**AIM OF THE TASK:** Write out the entire listing below exactly as it appears, minus any pictures.
# START OF DATA
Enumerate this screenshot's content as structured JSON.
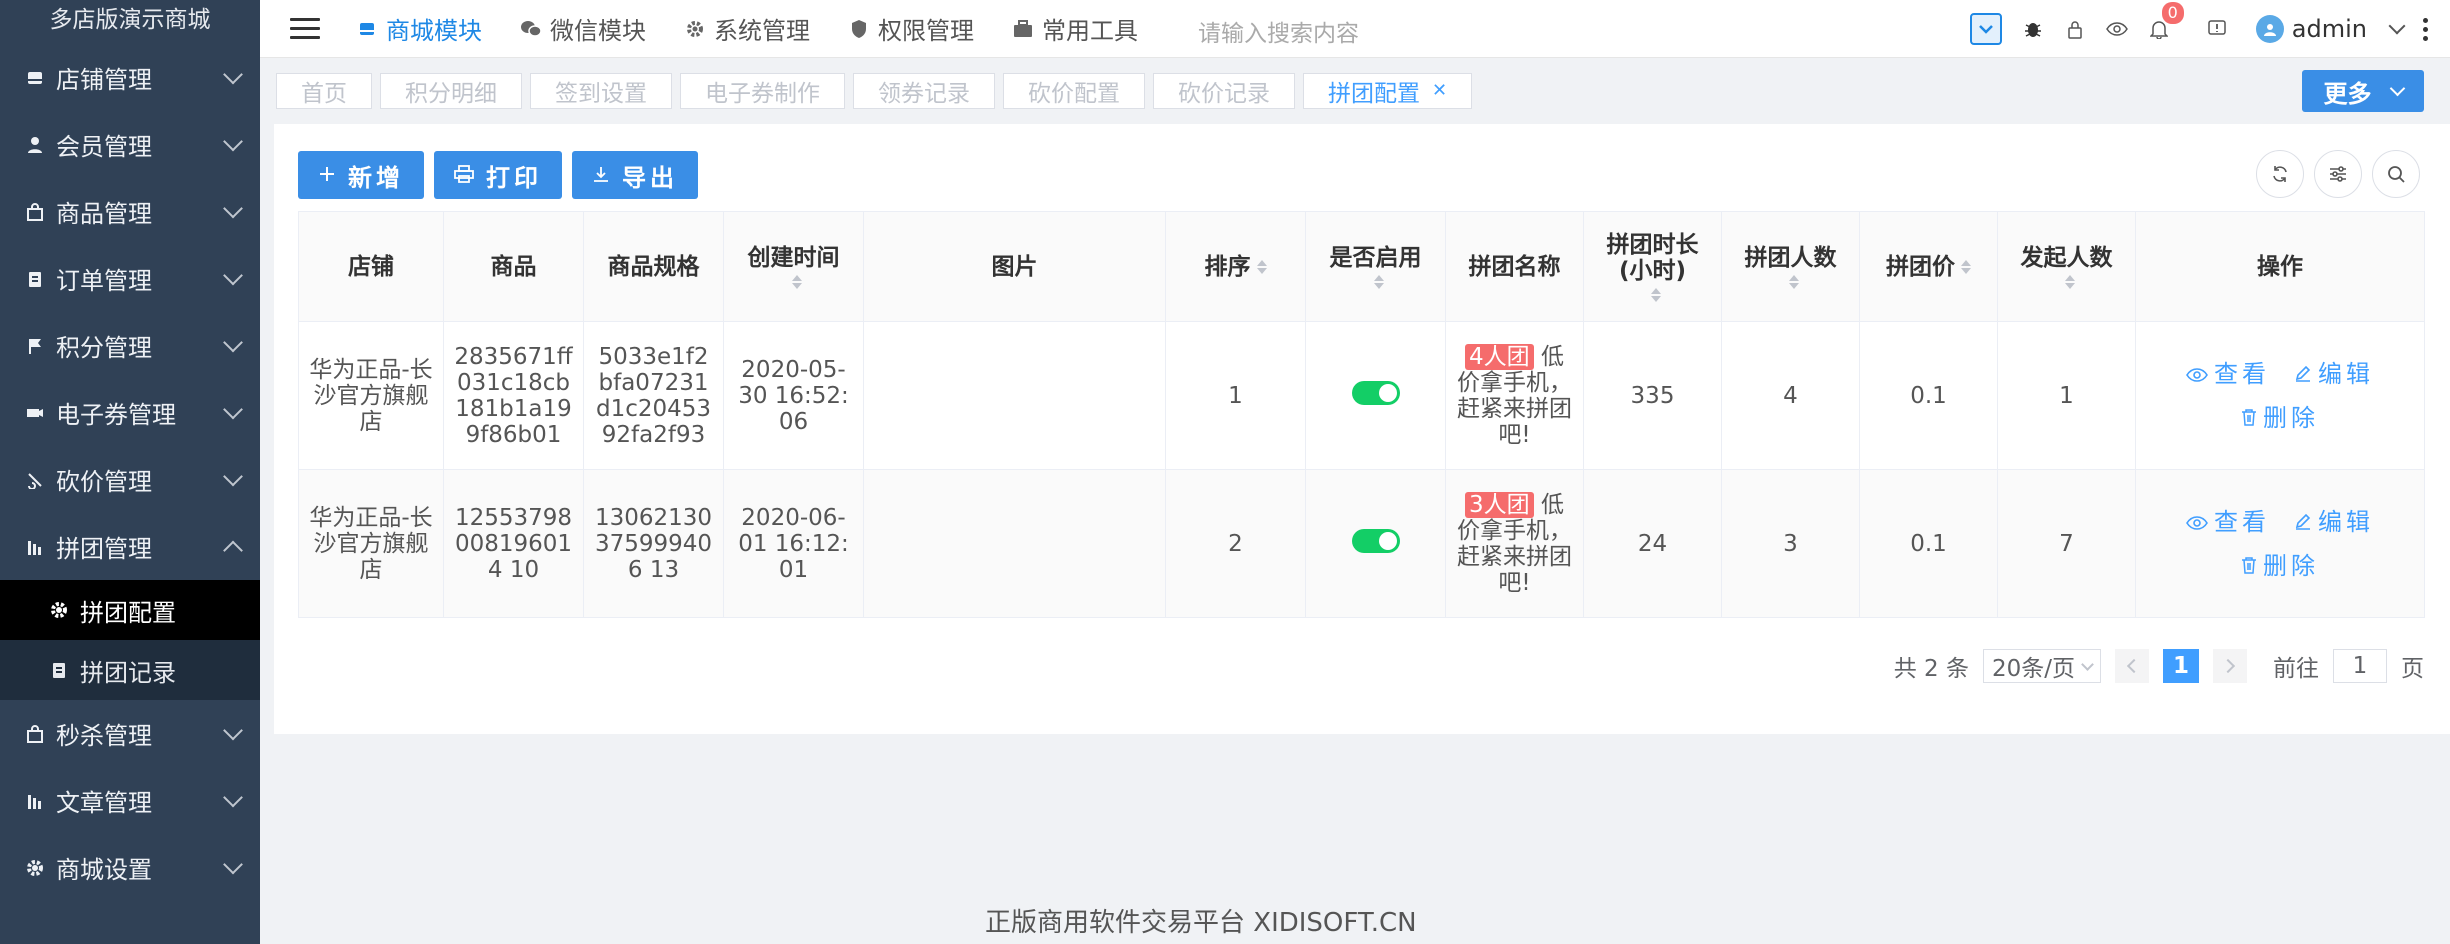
{
  "brand": "多店版演示商城",
  "sidebar": {
    "items": [
      {
        "label": "店铺管理",
        "icon": "store-icon"
      },
      {
        "label": "会员管理",
        "icon": "user-icon"
      },
      {
        "label": "商品管理",
        "icon": "bag-icon"
      },
      {
        "label": "订单管理",
        "icon": "clipboard-icon"
      },
      {
        "label": "积分管理",
        "icon": "flag-icon"
      },
      {
        "label": "电子券管理",
        "icon": "ticket-icon"
      },
      {
        "label": "砍价管理",
        "icon": "cut-icon"
      },
      {
        "label": "拼团管理",
        "icon": "chart-icon"
      }
    ],
    "sub_items": [
      {
        "label": "拼团配置",
        "icon": "gear-icon"
      },
      {
        "label": "拼团记录",
        "icon": "clipboard-icon"
      }
    ],
    "items_after": [
      {
        "label": "秒杀管理",
        "icon": "bag-icon"
      },
      {
        "label": "文章管理",
        "icon": "chart-icon"
      },
      {
        "label": "商城设置",
        "icon": "gear-icon"
      }
    ]
  },
  "header": {
    "nav": [
      "商城模块",
      "微信模块",
      "系统管理",
      "权限管理",
      "常用工具"
    ],
    "search_placeholder": "请输入搜索内容",
    "badge": "0",
    "username": "admin"
  },
  "tags": [
    "首页",
    "积分明细",
    "签到设置",
    "电子券制作",
    "领券记录",
    "砍价配置",
    "砍价记录",
    "拼团配置"
  ],
  "more_label": "更多",
  "toolbar": {
    "add": "新增",
    "print": "打印",
    "export": "导出"
  },
  "table": {
    "headers": [
      "店铺",
      "商品",
      "商品规格",
      "创建时间",
      "图片",
      "排序",
      "是否启用",
      "拼团名称",
      "拼团时长(小时)",
      "拼团人数",
      "拼团价",
      "发起人数",
      "操作"
    ],
    "rows": [
      {
        "store": "华为正品-长沙官方旗舰店",
        "goods": "2835671ff031c18cb181b1a199f86b01",
        "spec": "5033e1f2bfa07231d1c2045392fa2f93",
        "created": "2020-05-30 16:52:06",
        "sort": "1",
        "enabled": true,
        "tag": "4人团",
        "name": "低价拿手机，赶紧来拼团吧!",
        "hours": "335",
        "people": "4",
        "price": "0.1",
        "initiators": "1"
      },
      {
        "store": "华为正品-长沙官方旗舰店",
        "goods": "12553798008196014 10",
        "spec": "13062130375999406 13",
        "created": "2020-06-01 16:12:01",
        "sort": "2",
        "enabled": true,
        "tag": "3人团",
        "name": "低价拿手机，赶紧来拼团吧!",
        "hours": "24",
        "people": "3",
        "price": "0.1",
        "initiators": "7"
      }
    ],
    "ops": {
      "view": "查看",
      "edit": "编辑",
      "delete": "删除"
    }
  },
  "pager": {
    "total": "共 2 条",
    "size": "20条/页",
    "current": "1",
    "goto_prefix": "前往",
    "goto_value": "1",
    "goto_suffix": "页"
  },
  "footer": "正版商用软件交易平台 XIDISOFT.CN",
  "colors": {
    "sidebar": "#304156",
    "accent": "#409eff",
    "success": "#13ce66",
    "danger": "#f56c6c"
  }
}
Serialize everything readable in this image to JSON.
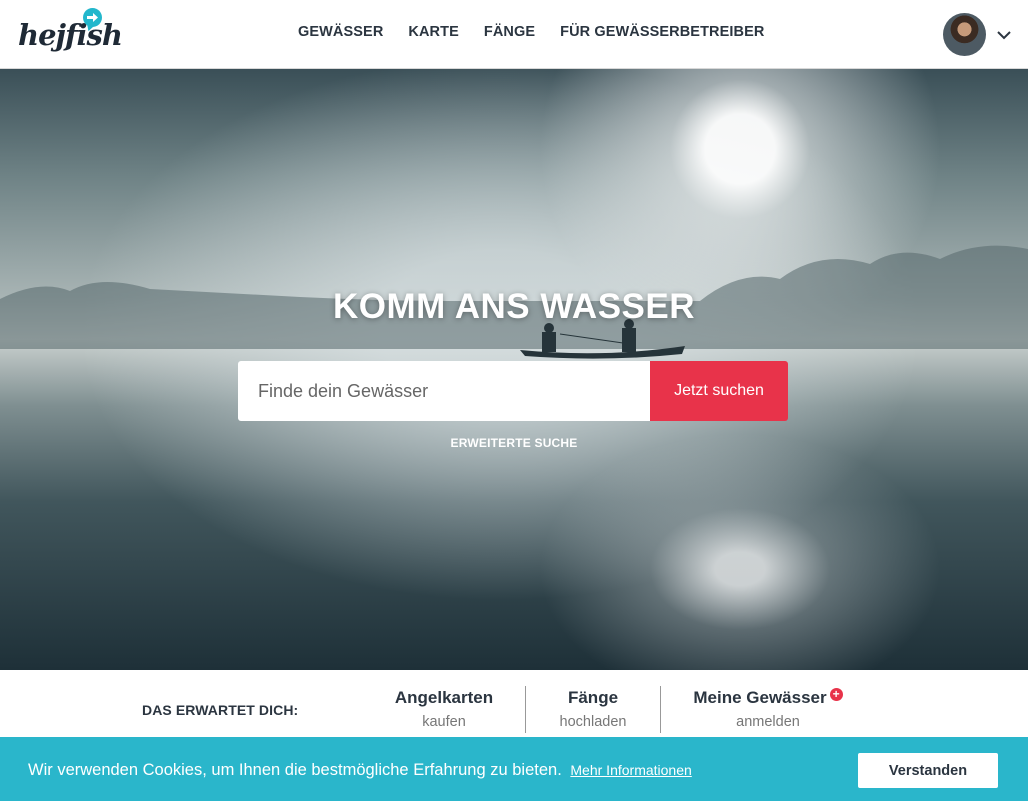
{
  "brand": {
    "logo_text": "hejfish",
    "accent_color": "#23b7cc",
    "cta_color": "#e8334a"
  },
  "nav": {
    "items": [
      {
        "label": "GEWÄSSER"
      },
      {
        "label": "KARTE"
      },
      {
        "label": "FÄNGE"
      },
      {
        "label": "FÜR GEWÄSSERBETREIBER"
      }
    ]
  },
  "user": {
    "avatar_icon": "user-avatar",
    "menu_icon": "chevron-down-icon"
  },
  "hero": {
    "title": "KOMM ANS WASSER",
    "search_placeholder": "Finde dein Gewässer",
    "search_button": "Jetzt suchen",
    "advanced_search": "ERWEITERTE SUCHE"
  },
  "features": {
    "label": "DAS ERWARTET DICH:",
    "items": [
      {
        "title": "Angelkarten",
        "subtitle": "kaufen"
      },
      {
        "title": "Fänge",
        "subtitle": "hochladen"
      },
      {
        "title": "Meine Gewässer",
        "subtitle": "anmelden"
      }
    ]
  },
  "cookie": {
    "text": "Wir verwenden Cookies, um Ihnen die bestmögliche Erfahrung zu bieten.",
    "link": "Mehr Informationen",
    "button": "Verstanden",
    "bar_color": "#2ab6cb"
  }
}
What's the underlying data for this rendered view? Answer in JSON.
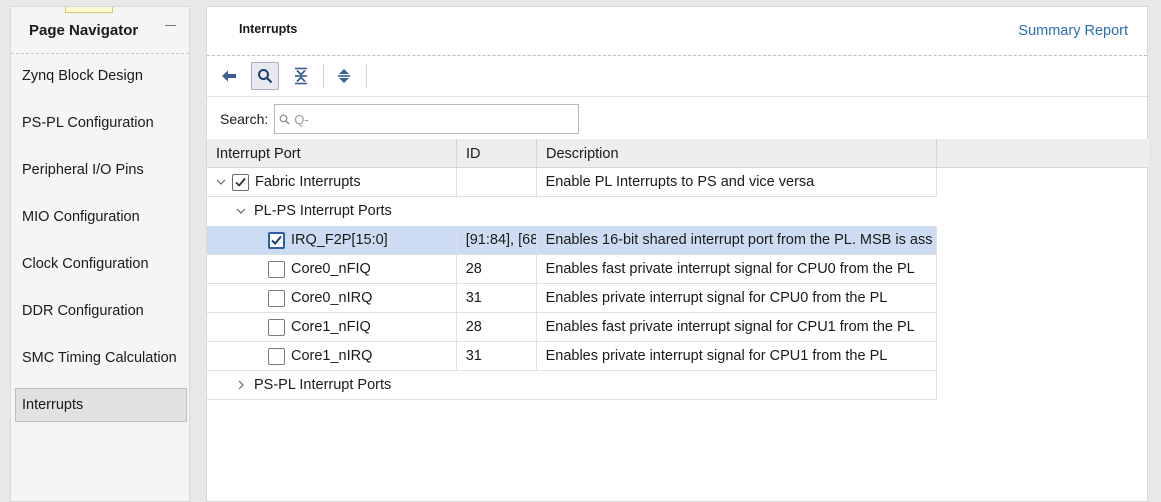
{
  "navigator": {
    "title": "Page Navigator",
    "items": [
      {
        "label": "Zynq Block Design"
      },
      {
        "label": "PS-PL Configuration"
      },
      {
        "label": "Peripheral I/O Pins"
      },
      {
        "label": "MIO Configuration"
      },
      {
        "label": "Clock Configuration"
      },
      {
        "label": "DDR Configuration"
      },
      {
        "label": "SMC Timing Calculation"
      },
      {
        "label": "Interrupts",
        "active": true
      }
    ]
  },
  "main": {
    "title": "Interrupts",
    "summary_link": "Summary Report",
    "toolbar": {
      "icons": [
        "back-arrow-icon",
        "search-icon",
        "collapse-all-icon",
        "expand-all-icon"
      ]
    },
    "search": {
      "label": "Search:",
      "placeholder": "Q-",
      "value": ""
    },
    "table": {
      "columns": [
        "Interrupt Port",
        "ID",
        "Description"
      ],
      "rows": [
        {
          "port": "Fabric Interrupts",
          "id": "",
          "description": "Enable PL Interrupts to PS and vice versa",
          "level": 0,
          "expanded": true,
          "checkbox": "checked"
        },
        {
          "port": "PL-PS Interrupt Ports",
          "id": "",
          "description": "",
          "level": 1,
          "expanded": true,
          "checkbox": "none"
        },
        {
          "port": "IRQ_F2P[15:0]",
          "id": "[91:84], [68",
          "description": "Enables 16-bit shared interrupt port from the PL. MSB is ass",
          "level": 2,
          "checkbox": "checked",
          "selected": true
        },
        {
          "port": "Core0_nFIQ",
          "id": "28",
          "description": "Enables fast private interrupt signal for CPU0 from the PL",
          "level": 2,
          "checkbox": "unchecked"
        },
        {
          "port": "Core0_nIRQ",
          "id": "31",
          "description": "Enables private interrupt signal for CPU0 from the PL",
          "level": 2,
          "checkbox": "unchecked"
        },
        {
          "port": "Core1_nFIQ",
          "id": "28",
          "description": "Enables fast private interrupt signal for CPU1 from the PL",
          "level": 2,
          "checkbox": "unchecked"
        },
        {
          "port": "Core1_nIRQ",
          "id": "31",
          "description": "Enables private interrupt signal for CPU1 from the PL",
          "level": 2,
          "checkbox": "unchecked"
        },
        {
          "port": "PS-PL Interrupt Ports",
          "id": "",
          "description": "",
          "level": 1,
          "expanded": false,
          "checkbox": "none"
        }
      ]
    }
  },
  "colors": {
    "link": "#2a6db5",
    "selected_row": "#cddcf2",
    "checkbox_selected_border": "#2a5ea8",
    "toolbar_icon": "#3a5f8f"
  }
}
# END OF DATA
**RESULT:**
Enumerate this screenshot's content as structured JSON.
{
  "brand": "多店版演示商城",
  "sidebar": {
    "items": [
      {
        "label": "店铺管理",
        "icon": "store-icon"
      },
      {
        "label": "会员管理",
        "icon": "user-icon"
      },
      {
        "label": "商品管理",
        "icon": "bag-icon"
      },
      {
        "label": "订单管理",
        "icon": "clipboard-icon"
      },
      {
        "label": "积分管理",
        "icon": "flag-icon"
      },
      {
        "label": "电子券管理",
        "icon": "ticket-icon"
      },
      {
        "label": "砍价管理",
        "icon": "cut-icon"
      },
      {
        "label": "拼团管理",
        "icon": "chart-icon"
      }
    ],
    "sub_items": [
      {
        "label": "拼团配置",
        "icon": "gear-icon"
      },
      {
        "label": "拼团记录",
        "icon": "clipboard-icon"
      }
    ],
    "items_after": [
      {
        "label": "秒杀管理",
        "icon": "bag-icon"
      },
      {
        "label": "文章管理",
        "icon": "chart-icon"
      },
      {
        "label": "商城设置",
        "icon": "gear-icon"
      }
    ]
  },
  "header": {
    "nav": [
      "商城模块",
      "微信模块",
      "系统管理",
      "权限管理",
      "常用工具"
    ],
    "search_placeholder": "请输入搜索内容",
    "badge": "0",
    "username": "admin"
  },
  "tags": [
    "首页",
    "积分明细",
    "签到设置",
    "电子券制作",
    "领券记录",
    "砍价配置",
    "砍价记录",
    "拼团配置"
  ],
  "more_label": "更多",
  "toolbar": {
    "add": "新增",
    "print": "打印",
    "export": "导出"
  },
  "table": {
    "headers": [
      "店铺",
      "商品",
      "商品规格",
      "创建时间",
      "图片",
      "排序",
      "是否启用",
      "拼团名称",
      "拼团时长(小时)",
      "拼团人数",
      "拼团价",
      "发起人数",
      "操作"
    ],
    "rows": [
      {
        "store": "华为正品-长沙官方旗舰店",
        "goods": "2835671ff031c18cb181b1a199f86b01",
        "spec": "5033e1f2bfa07231d1c2045392fa2f93",
        "created": "2020-05-30 16:52:06",
        "sort": "1",
        "enabled": true,
        "tag": "4人团",
        "name": "低价拿手机，赶紧来拼团吧!",
        "hours": "335",
        "people": "4",
        "price": "0.1",
        "initiators": "1"
      },
      {
        "store": "华为正品-长沙官方旗舰店",
        "goods": "12553798008196014 10",
        "spec": "13062130375999406 13",
        "created": "2020-06-01 16:12:01",
        "sort": "2",
        "enabled": true,
        "tag": "3人团",
        "name": "低价拿手机，赶紧来拼团吧!",
        "hours": "24",
        "people": "3",
        "price": "0.1",
        "initiators": "7"
      }
    ],
    "ops": {
      "view": "查看",
      "edit": "编辑",
      "delete": "删除"
    }
  },
  "pager": {
    "total": "共 2 条",
    "size": "20条/页",
    "current": "1",
    "goto_prefix": "前往",
    "goto_value": "1",
    "goto_suffix": "页"
  },
  "footer": "正版商用软件交易平台 XIDISOFT.CN",
  "colors": {
    "sidebar": "#304156",
    "accent": "#409eff",
    "success": "#13ce66",
    "danger": "#f56c6c"
  }
}
Serialize everything readable in this image to JSON.
{
  "brand": {
    "logo_text": "hejfish",
    "accent_color": "#23b7cc",
    "cta_color": "#e8334a"
  },
  "nav": {
    "items": [
      {
        "label": "GEWÄSSER"
      },
      {
        "label": "KARTE"
      },
      {
        "label": "FÄNGE"
      },
      {
        "label": "FÜR GEWÄSSERBETREIBER"
      }
    ]
  },
  "user": {
    "avatar_icon": "user-avatar",
    "menu_icon": "chevron-down-icon"
  },
  "hero": {
    "title": "KOMM ANS WASSER",
    "search_placeholder": "Finde dein Gewässer",
    "search_button": "Jetzt suchen",
    "advanced_search": "ERWEITERTE SUCHE"
  },
  "features": {
    "label": "DAS ERWARTET DICH:",
    "items": [
      {
        "title": "Angelkarten",
        "subtitle": "kaufen"
      },
      {
        "title": "Fänge",
        "subtitle": "hochladen"
      },
      {
        "title": "Meine Gewässer",
        "subtitle": "anmelden"
      }
    ]
  },
  "cookie": {
    "text": "Wir verwenden Cookies, um Ihnen die bestmögliche Erfahrung zu bieten.",
    "link": "Mehr Informationen",
    "button": "Verstanden",
    "bar_color": "#2ab6cb"
  }
}
What's the underlying data for this rendered view? Answer in JSON.
{
  "navigator": {
    "title": "Page Navigator",
    "items": [
      {
        "label": "Zynq Block Design"
      },
      {
        "label": "PS-PL Configuration"
      },
      {
        "label": "Peripheral I/O Pins"
      },
      {
        "label": "MIO Configuration"
      },
      {
        "label": "Clock Configuration"
      },
      {
        "label": "DDR Configuration"
      },
      {
        "label": "SMC Timing Calculation"
      },
      {
        "label": "Interrupts",
        "active": true
      }
    ]
  },
  "main": {
    "title": "Interrupts",
    "summary_link": "Summary Report",
    "toolbar": {
      "icons": [
        "back-arrow-icon",
        "search-icon",
        "collapse-all-icon",
        "expand-all-icon"
      ]
    },
    "search": {
      "label": "Search:",
      "placeholder": "Q-",
      "value": ""
    },
    "table": {
      "columns": [
        "Interrupt Port",
        "ID",
        "Description"
      ],
      "rows": [
        {
          "port": "Fabric Interrupts",
          "id": "",
          "description": "Enable PL Interrupts to PS and vice versa",
          "level": 0,
          "expanded": true,
          "checkbox": "checked"
        },
        {
          "port": "PL-PS Interrupt Ports",
          "id": "",
          "description": "",
          "level": 1,
          "expanded": true,
          "checkbox": "none"
        },
        {
          "port": "IRQ_F2P[15:0]",
          "id": "[91:84], [68",
          "description": "Enables 16-bit shared interrupt port from the PL. MSB is ass",
          "level": 2,
          "checkbox": "checked",
          "selected": true
        },
        {
          "port": "Core0_nFIQ",
          "id": "28",
          "description": "Enables fast private interrupt signal for CPU0 from the PL",
          "level": 2,
          "checkbox": "unchecked"
        },
        {
          "port": "Core0_nIRQ",
          "id": "31",
          "description": "Enables private interrupt signal for CPU0 from the PL",
          "level": 2,
          "checkbox": "unchecked"
        },
        {
          "port": "Core1_nFIQ",
          "id": "28",
          "description": "Enables fast private interrupt signal for CPU1 from the PL",
          "level": 2,
          "checkbox": "unchecked"
        },
        {
          "port": "Core1_nIRQ",
          "id": "31",
          "description": "Enables private interrupt signal for CPU1 from the PL",
          "level": 2,
          "checkbox": "unchecked"
        },
        {
          "port": "PS-PL Interrupt Ports",
          "id": "",
          "description": "",
          "level": 1,
          "expanded": false,
          "checkbox": "none"
        }
      ]
    }
  },
  "colors": {
    "link": "#2a6db5",
    "selected_row": "#cddcf2",
    "checkbox_selected_border": "#2a5ea8",
    "toolbar_icon": "#3a5f8f"
  }
}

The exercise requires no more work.